[Written exercise] Repeat all entries exactly.

[start of Data to process]

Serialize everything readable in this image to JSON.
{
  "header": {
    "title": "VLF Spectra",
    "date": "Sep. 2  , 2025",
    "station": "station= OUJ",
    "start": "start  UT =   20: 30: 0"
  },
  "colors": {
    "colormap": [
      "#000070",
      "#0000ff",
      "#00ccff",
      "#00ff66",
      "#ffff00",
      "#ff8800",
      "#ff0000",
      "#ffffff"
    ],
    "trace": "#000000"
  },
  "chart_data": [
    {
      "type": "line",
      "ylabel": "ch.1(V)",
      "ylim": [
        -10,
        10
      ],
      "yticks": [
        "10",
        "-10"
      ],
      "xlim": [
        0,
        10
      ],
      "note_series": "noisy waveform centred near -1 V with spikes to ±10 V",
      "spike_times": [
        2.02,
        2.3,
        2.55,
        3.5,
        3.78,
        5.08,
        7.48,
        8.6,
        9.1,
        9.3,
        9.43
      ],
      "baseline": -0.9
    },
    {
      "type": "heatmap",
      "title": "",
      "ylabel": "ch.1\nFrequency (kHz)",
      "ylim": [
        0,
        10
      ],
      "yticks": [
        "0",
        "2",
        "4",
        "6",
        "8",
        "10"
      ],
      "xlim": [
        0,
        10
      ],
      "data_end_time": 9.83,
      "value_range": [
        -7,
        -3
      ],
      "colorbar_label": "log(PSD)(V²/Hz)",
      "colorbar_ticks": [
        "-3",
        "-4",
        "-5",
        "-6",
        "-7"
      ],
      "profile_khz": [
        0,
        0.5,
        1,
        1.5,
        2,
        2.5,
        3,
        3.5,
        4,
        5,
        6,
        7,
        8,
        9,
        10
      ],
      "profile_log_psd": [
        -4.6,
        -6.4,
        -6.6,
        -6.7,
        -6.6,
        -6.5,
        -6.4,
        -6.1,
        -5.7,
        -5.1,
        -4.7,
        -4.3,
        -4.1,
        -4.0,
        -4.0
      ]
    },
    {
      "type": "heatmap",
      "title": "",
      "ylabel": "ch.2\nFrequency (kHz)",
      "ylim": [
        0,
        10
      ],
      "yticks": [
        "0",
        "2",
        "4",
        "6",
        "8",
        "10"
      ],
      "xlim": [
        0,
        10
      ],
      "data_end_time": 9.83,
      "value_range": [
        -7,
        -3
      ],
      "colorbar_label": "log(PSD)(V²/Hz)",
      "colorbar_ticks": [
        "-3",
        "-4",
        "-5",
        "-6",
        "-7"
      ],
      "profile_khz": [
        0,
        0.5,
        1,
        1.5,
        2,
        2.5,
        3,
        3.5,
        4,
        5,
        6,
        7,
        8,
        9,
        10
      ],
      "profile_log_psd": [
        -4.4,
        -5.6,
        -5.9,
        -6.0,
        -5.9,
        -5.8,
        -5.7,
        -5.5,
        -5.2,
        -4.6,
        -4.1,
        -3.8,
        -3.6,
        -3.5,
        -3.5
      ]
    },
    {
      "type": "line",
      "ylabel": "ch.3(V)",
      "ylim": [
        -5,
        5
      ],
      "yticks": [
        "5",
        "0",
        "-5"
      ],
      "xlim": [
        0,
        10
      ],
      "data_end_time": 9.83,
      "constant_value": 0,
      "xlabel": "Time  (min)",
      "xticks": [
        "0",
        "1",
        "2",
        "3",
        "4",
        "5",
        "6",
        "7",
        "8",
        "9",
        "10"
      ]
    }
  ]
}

[end of Data to process]

[Exercise output]
Serialize everything readable in this image to JSON.
{
  "header": {
    "title": "VLF Spectra",
    "date": "Sep. 2  , 2025",
    "station": "station= OUJ",
    "start": "start  UT =   20: 30: 0"
  },
  "colors": {
    "colormap": [
      "#000070",
      "#0000ff",
      "#00ccff",
      "#00ff66",
      "#ffff00",
      "#ff8800",
      "#ff0000",
      "#ffffff"
    ],
    "trace": "#000000"
  },
  "chart_data": [
    {
      "type": "line",
      "ylabel": "ch.1(V)",
      "ylim": [
        -10,
        10
      ],
      "yticks": [
        "10",
        "-10"
      ],
      "xlim": [
        0,
        10
      ],
      "note_series": "noisy waveform centred near -1 V with spikes to ±10 V",
      "spike_times": [
        2.02,
        2.3,
        2.55,
        3.5,
        3.78,
        5.08,
        7.48,
        8.6,
        9.1,
        9.3,
        9.43
      ],
      "baseline": -0.9
    },
    {
      "type": "heatmap",
      "title": "",
      "ylabel": "ch.1\nFrequency (kHz)",
      "ylim": [
        0,
        10
      ],
      "yticks": [
        "0",
        "2",
        "4",
        "6",
        "8",
        "10"
      ],
      "xlim": [
        0,
        10
      ],
      "data_end_time": 9.83,
      "value_range": [
        -7,
        -3
      ],
      "colorbar_label": "log(PSD)(V²/Hz)",
      "colorbar_ticks": [
        "-3",
        "-4",
        "-5",
        "-6",
        "-7"
      ],
      "profile_khz": [
        0,
        0.5,
        1,
        1.5,
        2,
        2.5,
        3,
        3.5,
        4,
        5,
        6,
        7,
        8,
        9,
        10
      ],
      "profile_log_psd": [
        -4.6,
        -6.4,
        -6.6,
        -6.7,
        -6.6,
        -6.5,
        -6.4,
        -6.1,
        -5.7,
        -5.1,
        -4.7,
        -4.3,
        -4.1,
        -4.0,
        -4.0
      ]
    },
    {
      "type": "heatmap",
      "title": "",
      "ylabel": "ch.2\nFrequency (kHz)",
      "ylim": [
        0,
        10
      ],
      "yticks": [
        "0",
        "2",
        "4",
        "6",
        "8",
        "10"
      ],
      "xlim": [
        0,
        10
      ],
      "data_end_time": 9.83,
      "value_range": [
        -7,
        -3
      ],
      "colorbar_label": "log(PSD)(V²/Hz)",
      "colorbar_ticks": [
        "-3",
        "-4",
        "-5",
        "-6",
        "-7"
      ],
      "profile_khz": [
        0,
        0.5,
        1,
        1.5,
        2,
        2.5,
        3,
        3.5,
        4,
        5,
        6,
        7,
        8,
        9,
        10
      ],
      "profile_log_psd": [
        -4.4,
        -5.6,
        -5.9,
        -6.0,
        -5.9,
        -5.8,
        -5.7,
        -5.5,
        -5.2,
        -4.6,
        -4.1,
        -3.8,
        -3.6,
        -3.5,
        -3.5
      ]
    },
    {
      "type": "line",
      "ylabel": "ch.3(V)",
      "ylim": [
        -5,
        5
      ],
      "yticks": [
        "5",
        "0",
        "-5"
      ],
      "xlim": [
        0,
        10
      ],
      "data_end_time": 9.83,
      "constant_value": 0,
      "xlabel": "Time  (min)",
      "xticks": [
        "0",
        "1",
        "2",
        "3",
        "4",
        "5",
        "6",
        "7",
        "8",
        "9",
        "10"
      ]
    }
  ]
}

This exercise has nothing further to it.